GIVEN TASK >>
Copy out the material from its first line down to and including the line containing "day-info: Sunrise: 8:29 AM Sunset: 6:20". Reproduce those lines without any change.

Dataset excerpt
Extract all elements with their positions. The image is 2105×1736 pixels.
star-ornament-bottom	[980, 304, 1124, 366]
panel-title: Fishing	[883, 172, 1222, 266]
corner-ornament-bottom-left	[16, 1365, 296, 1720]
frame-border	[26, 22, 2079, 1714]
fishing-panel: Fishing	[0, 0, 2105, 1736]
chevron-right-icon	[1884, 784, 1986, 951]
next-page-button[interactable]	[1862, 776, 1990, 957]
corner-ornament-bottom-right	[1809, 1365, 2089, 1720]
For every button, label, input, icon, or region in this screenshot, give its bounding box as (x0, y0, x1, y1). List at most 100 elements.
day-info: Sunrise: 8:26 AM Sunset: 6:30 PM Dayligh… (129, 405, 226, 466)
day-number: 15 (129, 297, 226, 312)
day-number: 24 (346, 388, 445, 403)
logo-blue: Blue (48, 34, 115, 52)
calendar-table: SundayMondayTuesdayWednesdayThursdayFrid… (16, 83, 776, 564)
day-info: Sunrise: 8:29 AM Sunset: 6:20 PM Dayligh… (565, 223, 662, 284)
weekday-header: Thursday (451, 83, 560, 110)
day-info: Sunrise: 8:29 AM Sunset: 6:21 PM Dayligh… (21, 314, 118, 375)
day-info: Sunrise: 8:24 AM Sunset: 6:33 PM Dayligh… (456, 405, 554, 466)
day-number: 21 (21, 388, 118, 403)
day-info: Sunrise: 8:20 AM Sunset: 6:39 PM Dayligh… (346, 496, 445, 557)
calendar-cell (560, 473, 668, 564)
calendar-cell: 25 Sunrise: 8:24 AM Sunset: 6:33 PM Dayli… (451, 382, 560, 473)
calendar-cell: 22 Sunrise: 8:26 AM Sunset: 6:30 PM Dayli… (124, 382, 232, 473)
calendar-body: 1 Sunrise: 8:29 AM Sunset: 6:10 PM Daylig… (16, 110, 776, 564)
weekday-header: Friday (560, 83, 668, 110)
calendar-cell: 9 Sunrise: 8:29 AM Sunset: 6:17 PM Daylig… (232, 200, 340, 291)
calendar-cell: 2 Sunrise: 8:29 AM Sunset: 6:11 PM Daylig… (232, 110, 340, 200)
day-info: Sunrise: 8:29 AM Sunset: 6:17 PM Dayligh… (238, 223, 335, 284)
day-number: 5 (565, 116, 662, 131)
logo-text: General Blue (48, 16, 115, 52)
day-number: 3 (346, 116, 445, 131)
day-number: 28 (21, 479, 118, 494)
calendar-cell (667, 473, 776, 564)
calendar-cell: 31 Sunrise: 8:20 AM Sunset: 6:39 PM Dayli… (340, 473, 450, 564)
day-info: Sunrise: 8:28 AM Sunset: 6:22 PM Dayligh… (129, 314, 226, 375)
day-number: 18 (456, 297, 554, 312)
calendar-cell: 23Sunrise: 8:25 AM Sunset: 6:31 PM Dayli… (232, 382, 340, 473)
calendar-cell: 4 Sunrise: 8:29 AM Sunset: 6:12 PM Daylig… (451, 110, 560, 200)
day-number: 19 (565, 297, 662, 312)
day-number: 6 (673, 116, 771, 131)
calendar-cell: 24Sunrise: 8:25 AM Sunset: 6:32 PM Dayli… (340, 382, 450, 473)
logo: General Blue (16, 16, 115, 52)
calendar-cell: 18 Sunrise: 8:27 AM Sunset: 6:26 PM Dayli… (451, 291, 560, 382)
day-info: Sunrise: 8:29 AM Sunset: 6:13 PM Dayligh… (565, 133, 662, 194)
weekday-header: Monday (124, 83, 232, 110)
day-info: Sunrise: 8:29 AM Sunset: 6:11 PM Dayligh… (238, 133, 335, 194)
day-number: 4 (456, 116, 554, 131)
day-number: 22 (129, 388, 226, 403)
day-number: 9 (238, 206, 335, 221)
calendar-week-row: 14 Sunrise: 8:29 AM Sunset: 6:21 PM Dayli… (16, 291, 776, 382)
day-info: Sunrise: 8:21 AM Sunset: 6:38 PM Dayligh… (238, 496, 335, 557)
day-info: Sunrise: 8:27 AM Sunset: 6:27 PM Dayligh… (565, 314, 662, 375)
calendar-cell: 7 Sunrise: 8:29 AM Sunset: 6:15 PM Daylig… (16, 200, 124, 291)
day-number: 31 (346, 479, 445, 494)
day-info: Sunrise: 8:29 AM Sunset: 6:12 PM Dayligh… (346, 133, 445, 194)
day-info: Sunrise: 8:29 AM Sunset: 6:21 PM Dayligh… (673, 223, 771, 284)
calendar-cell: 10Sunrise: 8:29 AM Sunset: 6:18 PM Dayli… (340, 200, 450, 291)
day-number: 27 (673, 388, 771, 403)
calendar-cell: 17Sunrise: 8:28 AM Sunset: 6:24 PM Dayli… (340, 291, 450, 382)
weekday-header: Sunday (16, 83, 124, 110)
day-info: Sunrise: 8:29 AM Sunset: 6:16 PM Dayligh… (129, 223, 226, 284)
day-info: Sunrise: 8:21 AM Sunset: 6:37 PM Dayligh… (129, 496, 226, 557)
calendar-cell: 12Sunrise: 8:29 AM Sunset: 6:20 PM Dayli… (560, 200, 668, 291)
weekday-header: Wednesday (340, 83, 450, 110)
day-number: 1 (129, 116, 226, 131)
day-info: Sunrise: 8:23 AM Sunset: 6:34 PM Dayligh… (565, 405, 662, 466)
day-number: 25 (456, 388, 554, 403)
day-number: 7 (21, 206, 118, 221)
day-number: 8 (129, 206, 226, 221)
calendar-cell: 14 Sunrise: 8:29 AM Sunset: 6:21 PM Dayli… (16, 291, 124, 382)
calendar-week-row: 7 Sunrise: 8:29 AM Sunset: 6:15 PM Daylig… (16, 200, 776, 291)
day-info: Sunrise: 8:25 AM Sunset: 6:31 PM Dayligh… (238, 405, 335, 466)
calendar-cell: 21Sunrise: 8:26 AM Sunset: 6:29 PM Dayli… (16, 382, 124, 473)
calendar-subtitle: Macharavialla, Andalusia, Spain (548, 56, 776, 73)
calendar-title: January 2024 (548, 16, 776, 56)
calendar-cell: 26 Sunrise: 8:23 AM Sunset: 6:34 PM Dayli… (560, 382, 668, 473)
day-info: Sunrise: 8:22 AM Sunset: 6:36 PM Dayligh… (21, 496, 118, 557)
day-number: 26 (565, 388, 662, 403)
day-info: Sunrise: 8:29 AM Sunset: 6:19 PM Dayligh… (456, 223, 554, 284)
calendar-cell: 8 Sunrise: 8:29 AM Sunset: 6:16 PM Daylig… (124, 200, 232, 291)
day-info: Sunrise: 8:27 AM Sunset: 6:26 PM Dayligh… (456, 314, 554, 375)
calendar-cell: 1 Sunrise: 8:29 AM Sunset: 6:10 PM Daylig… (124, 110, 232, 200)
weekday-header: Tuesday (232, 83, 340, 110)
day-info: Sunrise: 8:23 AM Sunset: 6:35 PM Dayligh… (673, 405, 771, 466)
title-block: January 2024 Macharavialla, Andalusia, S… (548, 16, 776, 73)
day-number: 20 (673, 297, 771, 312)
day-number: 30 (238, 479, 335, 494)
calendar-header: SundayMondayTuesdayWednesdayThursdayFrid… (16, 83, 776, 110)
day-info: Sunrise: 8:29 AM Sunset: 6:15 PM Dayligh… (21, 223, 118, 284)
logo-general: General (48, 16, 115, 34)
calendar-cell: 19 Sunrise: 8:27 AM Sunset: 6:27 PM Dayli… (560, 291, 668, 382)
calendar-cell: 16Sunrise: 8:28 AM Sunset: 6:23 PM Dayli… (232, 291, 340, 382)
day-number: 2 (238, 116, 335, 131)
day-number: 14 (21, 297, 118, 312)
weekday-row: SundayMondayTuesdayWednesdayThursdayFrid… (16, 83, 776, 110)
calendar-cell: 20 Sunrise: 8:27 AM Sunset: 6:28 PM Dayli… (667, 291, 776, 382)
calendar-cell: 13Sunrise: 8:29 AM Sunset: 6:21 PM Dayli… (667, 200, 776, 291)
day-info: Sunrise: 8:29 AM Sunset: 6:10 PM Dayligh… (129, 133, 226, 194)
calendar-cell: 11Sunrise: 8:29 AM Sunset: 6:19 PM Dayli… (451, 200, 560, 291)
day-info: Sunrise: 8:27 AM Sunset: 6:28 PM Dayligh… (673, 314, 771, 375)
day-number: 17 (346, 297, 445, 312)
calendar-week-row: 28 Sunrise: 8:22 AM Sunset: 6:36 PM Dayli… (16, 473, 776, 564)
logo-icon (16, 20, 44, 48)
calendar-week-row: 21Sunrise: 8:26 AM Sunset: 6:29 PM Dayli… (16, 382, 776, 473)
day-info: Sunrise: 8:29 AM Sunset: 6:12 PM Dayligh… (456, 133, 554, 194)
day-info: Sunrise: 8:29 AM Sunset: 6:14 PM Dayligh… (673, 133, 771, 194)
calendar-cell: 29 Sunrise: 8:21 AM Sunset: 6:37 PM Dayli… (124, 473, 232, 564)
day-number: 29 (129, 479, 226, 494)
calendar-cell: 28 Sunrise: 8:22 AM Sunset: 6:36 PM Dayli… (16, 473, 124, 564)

WORKED SOLUTION >>
Extract all elements with their positions. The image is 2105×1736 pixels.
star-ornament-bottom	[980, 304, 1124, 366]
panel-title: Fishing	[883, 172, 1222, 266]
corner-ornament-bottom-left	[16, 1365, 296, 1720]
frame-border	[26, 22, 2079, 1714]
fishing-panel: Fishing	[0, 0, 2105, 1736]
chevron-right-icon	[1884, 784, 1986, 951]
next-page-button[interactable]	[1862, 776, 1990, 957]
corner-ornament-bottom-right	[1809, 1365, 2089, 1720]
For every button, label, input, icon, or region in this screenshot, give its bounding box as (x0, y0, x1, y1). List at most 100 elements.
day-info: Sunrise: 8:26 AM Sunset: 6:30 PM Dayligh… (129, 405, 226, 466)
day-number: 15 (129, 297, 226, 312)
day-number: 24 (346, 388, 445, 403)
logo-blue: Blue (48, 34, 115, 52)
calendar-table: SundayMondayTuesdayWednesdayThursdayFrid… (16, 83, 776, 564)
day-info: Sunrise: 8:29 AM Sunset: 6:20 PM Dayligh… (565, 223, 662, 284)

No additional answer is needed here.